(Stored entries)
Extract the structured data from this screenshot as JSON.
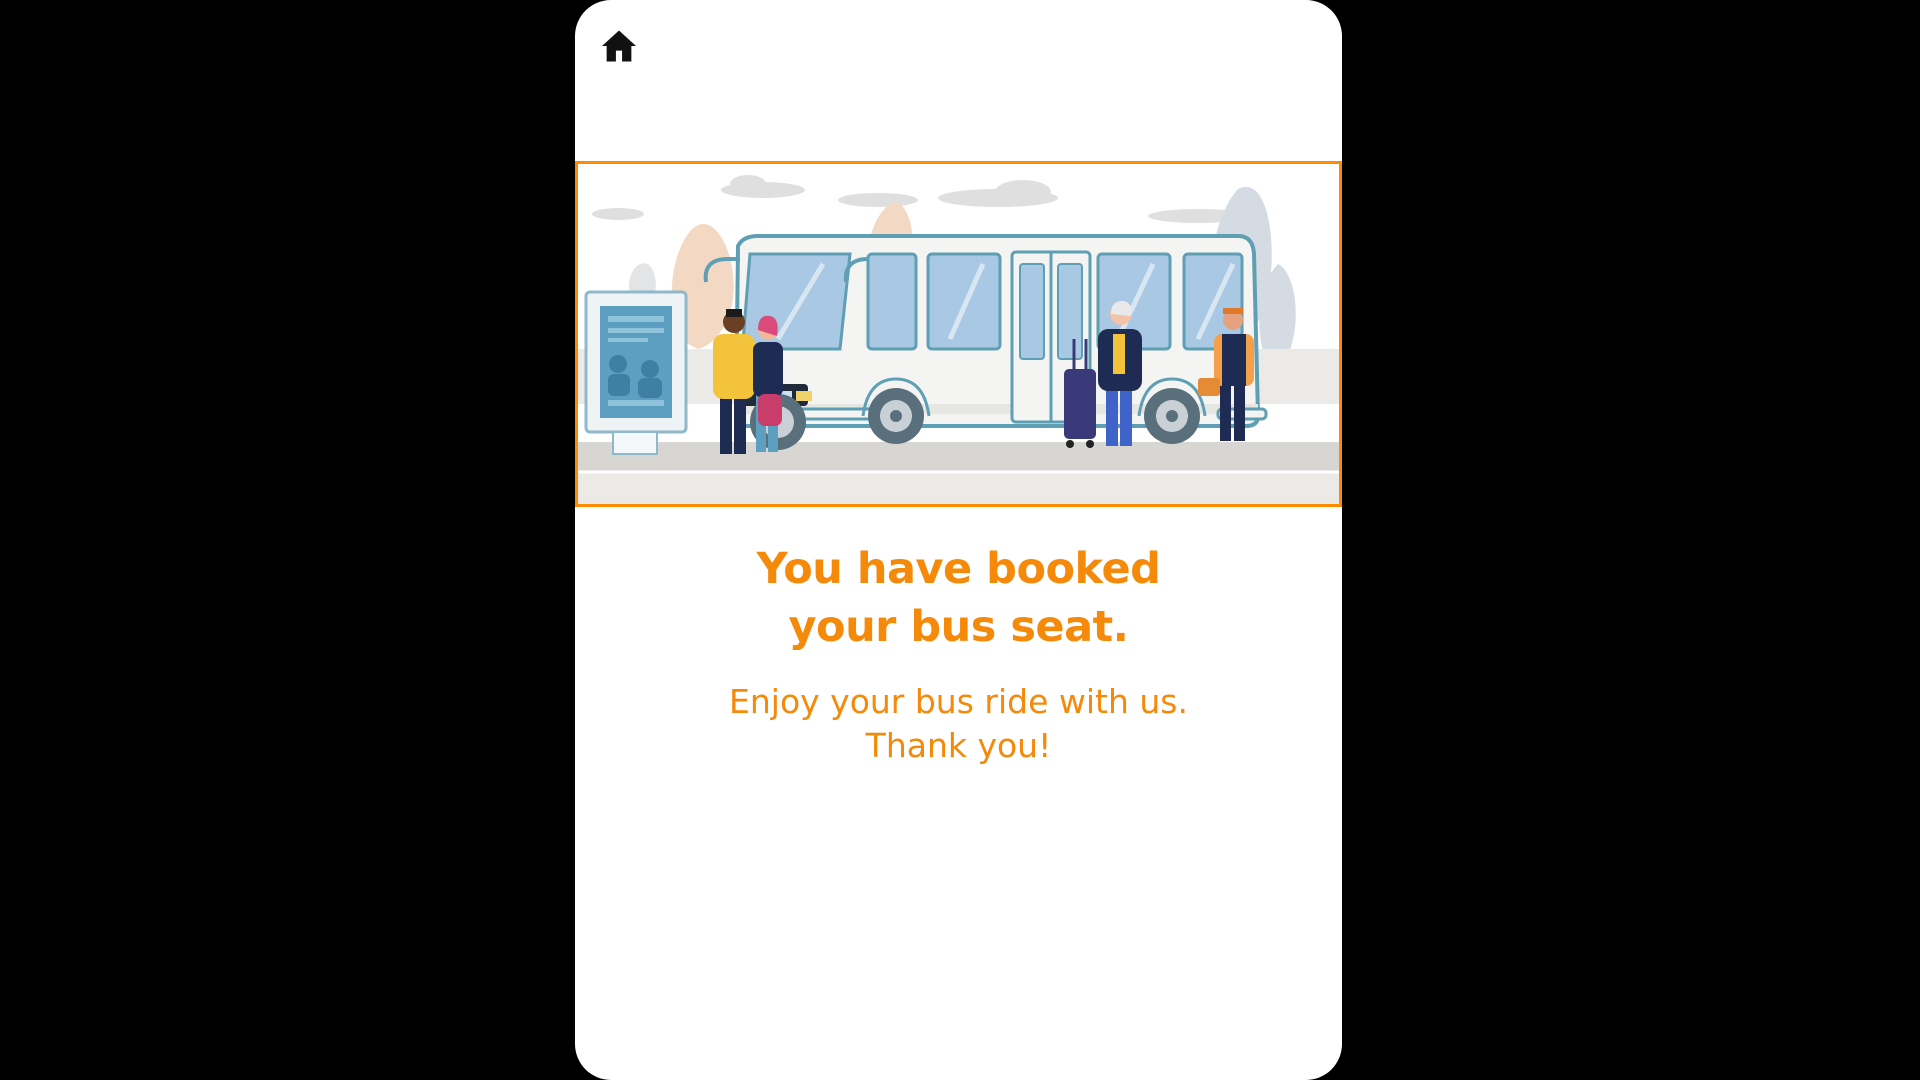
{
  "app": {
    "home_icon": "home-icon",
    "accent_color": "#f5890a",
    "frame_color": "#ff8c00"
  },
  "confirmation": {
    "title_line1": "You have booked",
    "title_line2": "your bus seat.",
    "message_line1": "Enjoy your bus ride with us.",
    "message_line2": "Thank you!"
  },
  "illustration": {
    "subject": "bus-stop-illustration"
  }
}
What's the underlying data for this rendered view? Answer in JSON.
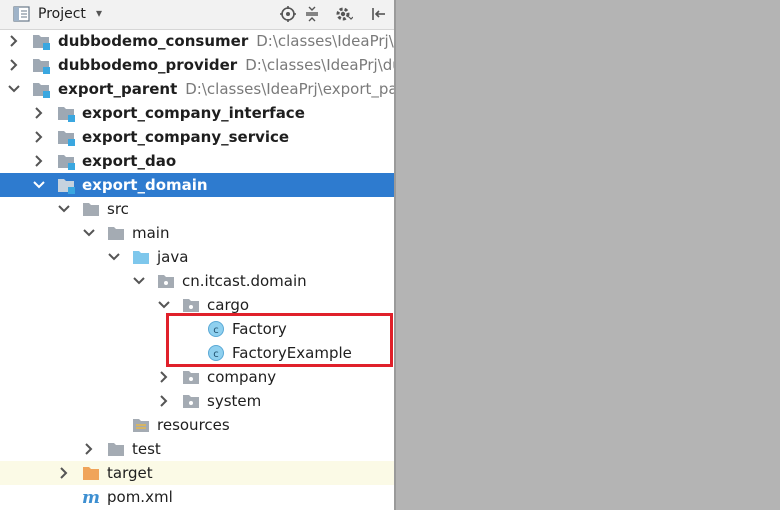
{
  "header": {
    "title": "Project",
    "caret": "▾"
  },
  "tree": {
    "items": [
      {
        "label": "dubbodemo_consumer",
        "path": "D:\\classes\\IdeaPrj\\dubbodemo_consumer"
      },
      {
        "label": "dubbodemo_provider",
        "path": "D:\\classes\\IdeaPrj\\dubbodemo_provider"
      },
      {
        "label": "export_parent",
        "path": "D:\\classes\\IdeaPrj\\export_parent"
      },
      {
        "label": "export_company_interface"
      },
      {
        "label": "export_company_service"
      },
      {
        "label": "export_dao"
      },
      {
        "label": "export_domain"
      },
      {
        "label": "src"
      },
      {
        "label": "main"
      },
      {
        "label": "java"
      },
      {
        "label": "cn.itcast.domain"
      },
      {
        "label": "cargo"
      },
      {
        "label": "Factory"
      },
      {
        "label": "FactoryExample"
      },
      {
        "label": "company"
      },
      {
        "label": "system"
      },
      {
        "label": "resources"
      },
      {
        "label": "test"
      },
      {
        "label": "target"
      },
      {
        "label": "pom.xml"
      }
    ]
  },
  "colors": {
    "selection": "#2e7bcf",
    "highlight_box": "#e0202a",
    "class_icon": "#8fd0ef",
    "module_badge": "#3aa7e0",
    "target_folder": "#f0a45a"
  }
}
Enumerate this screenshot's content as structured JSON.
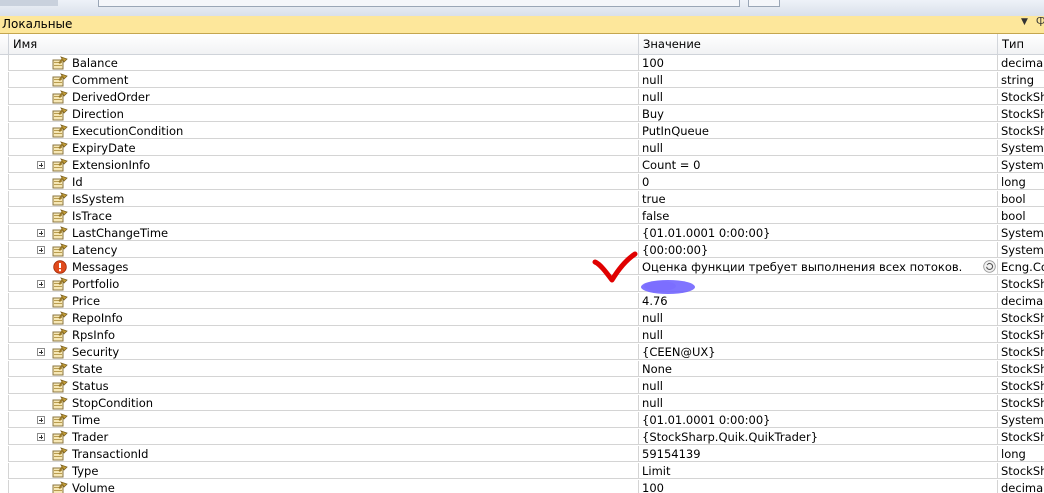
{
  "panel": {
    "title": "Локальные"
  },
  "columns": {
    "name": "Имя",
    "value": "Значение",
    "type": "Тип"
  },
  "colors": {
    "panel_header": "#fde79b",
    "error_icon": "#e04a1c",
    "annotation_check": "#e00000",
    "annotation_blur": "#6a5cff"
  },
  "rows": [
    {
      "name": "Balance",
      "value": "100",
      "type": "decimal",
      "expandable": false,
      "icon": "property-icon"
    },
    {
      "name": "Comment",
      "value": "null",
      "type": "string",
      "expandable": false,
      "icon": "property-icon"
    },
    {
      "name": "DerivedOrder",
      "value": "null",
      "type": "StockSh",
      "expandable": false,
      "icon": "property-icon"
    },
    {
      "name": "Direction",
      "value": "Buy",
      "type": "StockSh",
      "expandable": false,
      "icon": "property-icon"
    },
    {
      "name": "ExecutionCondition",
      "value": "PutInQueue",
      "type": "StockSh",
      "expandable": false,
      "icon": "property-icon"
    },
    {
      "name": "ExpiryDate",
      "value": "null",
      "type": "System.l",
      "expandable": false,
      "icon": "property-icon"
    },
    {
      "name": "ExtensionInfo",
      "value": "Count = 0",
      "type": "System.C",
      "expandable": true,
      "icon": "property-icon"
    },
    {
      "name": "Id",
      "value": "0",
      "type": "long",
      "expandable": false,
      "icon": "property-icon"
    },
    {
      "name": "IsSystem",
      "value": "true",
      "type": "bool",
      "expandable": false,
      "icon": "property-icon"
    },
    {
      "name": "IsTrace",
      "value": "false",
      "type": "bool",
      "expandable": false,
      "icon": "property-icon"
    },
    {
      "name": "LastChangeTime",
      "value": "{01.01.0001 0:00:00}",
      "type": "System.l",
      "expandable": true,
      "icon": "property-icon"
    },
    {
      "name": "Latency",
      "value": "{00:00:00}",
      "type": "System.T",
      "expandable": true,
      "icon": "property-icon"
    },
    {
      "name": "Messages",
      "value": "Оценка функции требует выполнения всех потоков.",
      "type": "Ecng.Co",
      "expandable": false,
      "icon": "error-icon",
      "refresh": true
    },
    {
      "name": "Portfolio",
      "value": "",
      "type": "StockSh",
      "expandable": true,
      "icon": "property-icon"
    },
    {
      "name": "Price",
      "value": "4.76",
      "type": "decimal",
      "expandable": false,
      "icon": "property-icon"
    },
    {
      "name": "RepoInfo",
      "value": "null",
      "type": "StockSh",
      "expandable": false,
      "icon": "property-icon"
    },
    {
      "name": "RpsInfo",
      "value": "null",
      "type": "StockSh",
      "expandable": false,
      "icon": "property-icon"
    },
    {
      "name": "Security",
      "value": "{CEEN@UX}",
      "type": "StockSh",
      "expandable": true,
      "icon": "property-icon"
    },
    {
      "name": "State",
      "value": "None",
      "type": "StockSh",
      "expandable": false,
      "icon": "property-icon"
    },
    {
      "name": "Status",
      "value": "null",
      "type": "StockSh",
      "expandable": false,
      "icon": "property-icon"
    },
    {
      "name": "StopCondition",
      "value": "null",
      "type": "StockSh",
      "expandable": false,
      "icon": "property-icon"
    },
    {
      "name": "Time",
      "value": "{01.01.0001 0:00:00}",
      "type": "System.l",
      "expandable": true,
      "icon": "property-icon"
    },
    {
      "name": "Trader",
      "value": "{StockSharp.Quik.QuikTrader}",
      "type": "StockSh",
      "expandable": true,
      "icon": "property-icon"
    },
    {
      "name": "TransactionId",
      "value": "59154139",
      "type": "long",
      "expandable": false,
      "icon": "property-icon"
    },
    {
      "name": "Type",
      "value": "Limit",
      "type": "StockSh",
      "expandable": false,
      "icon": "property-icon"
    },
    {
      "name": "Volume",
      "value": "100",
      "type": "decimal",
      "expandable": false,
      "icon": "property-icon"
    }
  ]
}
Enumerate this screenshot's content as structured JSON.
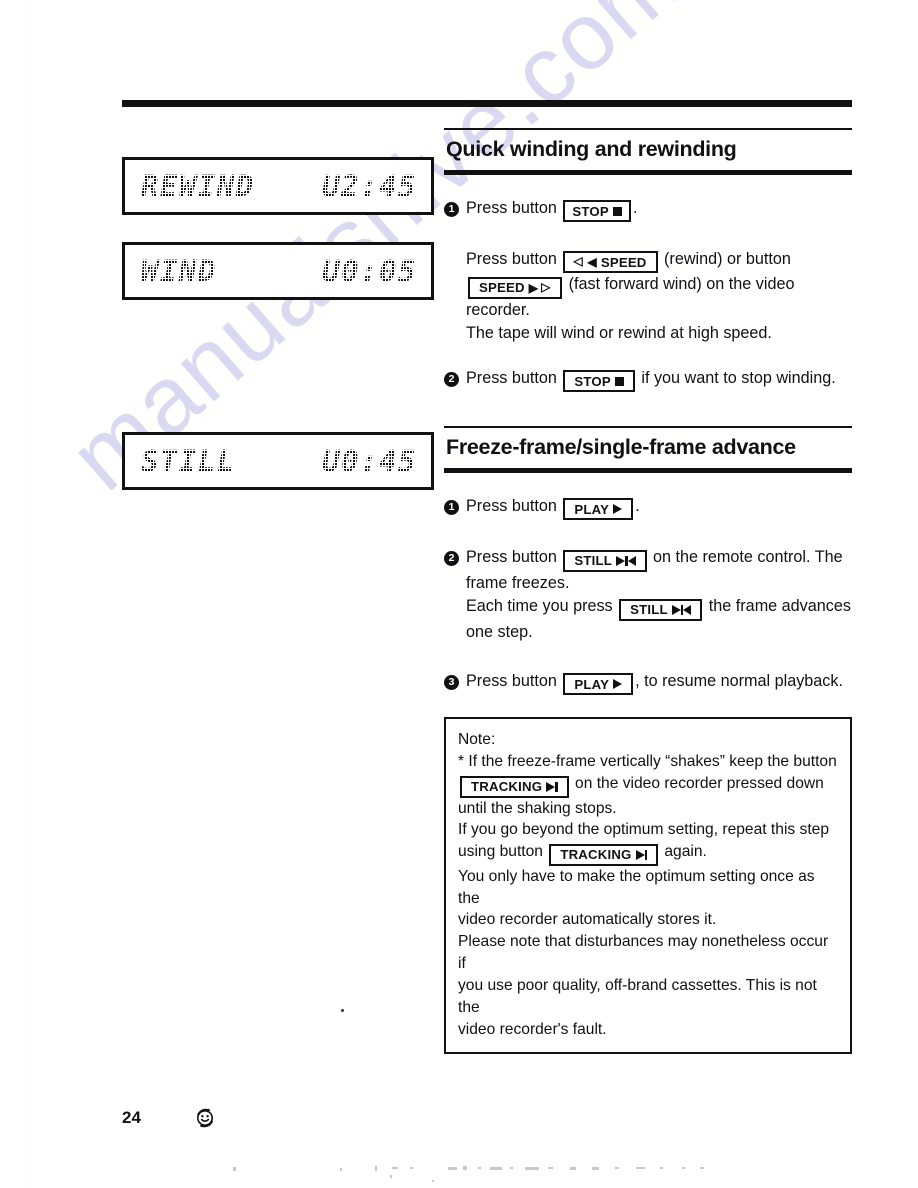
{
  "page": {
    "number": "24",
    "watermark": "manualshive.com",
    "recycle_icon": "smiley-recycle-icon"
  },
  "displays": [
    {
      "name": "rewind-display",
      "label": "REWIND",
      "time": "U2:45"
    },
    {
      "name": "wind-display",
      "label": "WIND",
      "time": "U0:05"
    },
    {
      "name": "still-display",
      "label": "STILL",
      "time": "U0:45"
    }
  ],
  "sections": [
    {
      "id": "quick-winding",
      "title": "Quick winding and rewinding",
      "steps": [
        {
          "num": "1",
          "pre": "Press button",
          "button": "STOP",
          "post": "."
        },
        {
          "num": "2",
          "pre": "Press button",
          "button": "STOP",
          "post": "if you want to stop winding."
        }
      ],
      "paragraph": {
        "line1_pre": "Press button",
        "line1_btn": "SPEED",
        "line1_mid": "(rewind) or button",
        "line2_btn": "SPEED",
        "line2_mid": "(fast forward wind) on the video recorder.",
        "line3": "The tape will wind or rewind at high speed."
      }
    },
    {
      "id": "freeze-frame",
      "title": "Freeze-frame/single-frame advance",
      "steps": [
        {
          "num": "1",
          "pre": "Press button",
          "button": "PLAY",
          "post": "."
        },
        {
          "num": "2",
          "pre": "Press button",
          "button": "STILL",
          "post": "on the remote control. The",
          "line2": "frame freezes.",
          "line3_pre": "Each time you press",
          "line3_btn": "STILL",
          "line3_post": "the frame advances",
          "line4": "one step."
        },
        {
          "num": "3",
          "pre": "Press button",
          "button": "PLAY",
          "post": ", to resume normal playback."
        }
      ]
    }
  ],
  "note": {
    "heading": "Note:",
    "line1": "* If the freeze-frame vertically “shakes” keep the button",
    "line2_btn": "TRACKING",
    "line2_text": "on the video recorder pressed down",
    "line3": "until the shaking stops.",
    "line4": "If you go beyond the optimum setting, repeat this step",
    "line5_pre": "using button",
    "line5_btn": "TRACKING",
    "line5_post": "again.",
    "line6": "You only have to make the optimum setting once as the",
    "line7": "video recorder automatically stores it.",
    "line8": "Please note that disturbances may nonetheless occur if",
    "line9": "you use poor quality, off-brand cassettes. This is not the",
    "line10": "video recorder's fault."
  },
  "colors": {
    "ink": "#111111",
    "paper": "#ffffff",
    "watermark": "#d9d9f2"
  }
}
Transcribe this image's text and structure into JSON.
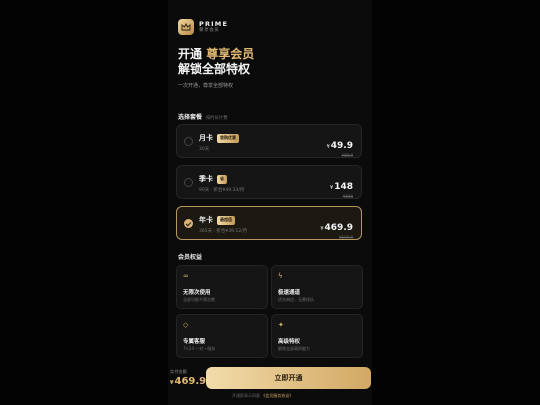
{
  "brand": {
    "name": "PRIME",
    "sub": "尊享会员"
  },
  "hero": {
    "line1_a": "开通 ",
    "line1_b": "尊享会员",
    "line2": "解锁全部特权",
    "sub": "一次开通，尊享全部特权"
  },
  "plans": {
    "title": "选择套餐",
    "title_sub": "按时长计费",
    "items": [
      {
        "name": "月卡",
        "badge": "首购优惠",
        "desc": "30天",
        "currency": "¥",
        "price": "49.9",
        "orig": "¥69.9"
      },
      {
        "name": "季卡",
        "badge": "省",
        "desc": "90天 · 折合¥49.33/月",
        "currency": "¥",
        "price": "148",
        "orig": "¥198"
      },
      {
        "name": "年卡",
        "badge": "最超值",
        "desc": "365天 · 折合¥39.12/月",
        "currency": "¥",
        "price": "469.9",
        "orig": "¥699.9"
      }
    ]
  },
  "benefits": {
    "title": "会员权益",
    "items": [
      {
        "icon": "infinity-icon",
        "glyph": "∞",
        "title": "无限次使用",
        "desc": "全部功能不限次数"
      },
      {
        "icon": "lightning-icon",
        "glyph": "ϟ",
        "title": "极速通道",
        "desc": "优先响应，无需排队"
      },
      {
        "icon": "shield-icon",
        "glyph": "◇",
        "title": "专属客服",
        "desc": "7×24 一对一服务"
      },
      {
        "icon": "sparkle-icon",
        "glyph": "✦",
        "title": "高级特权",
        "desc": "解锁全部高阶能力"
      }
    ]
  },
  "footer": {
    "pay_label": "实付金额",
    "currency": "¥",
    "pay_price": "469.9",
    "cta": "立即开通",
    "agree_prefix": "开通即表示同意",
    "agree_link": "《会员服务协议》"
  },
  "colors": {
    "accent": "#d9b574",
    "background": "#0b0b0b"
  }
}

WORK TO BE COMPLETED
Say, as a number only, how many lines of the data contain "brand".

PROBLEM SOLUTION
2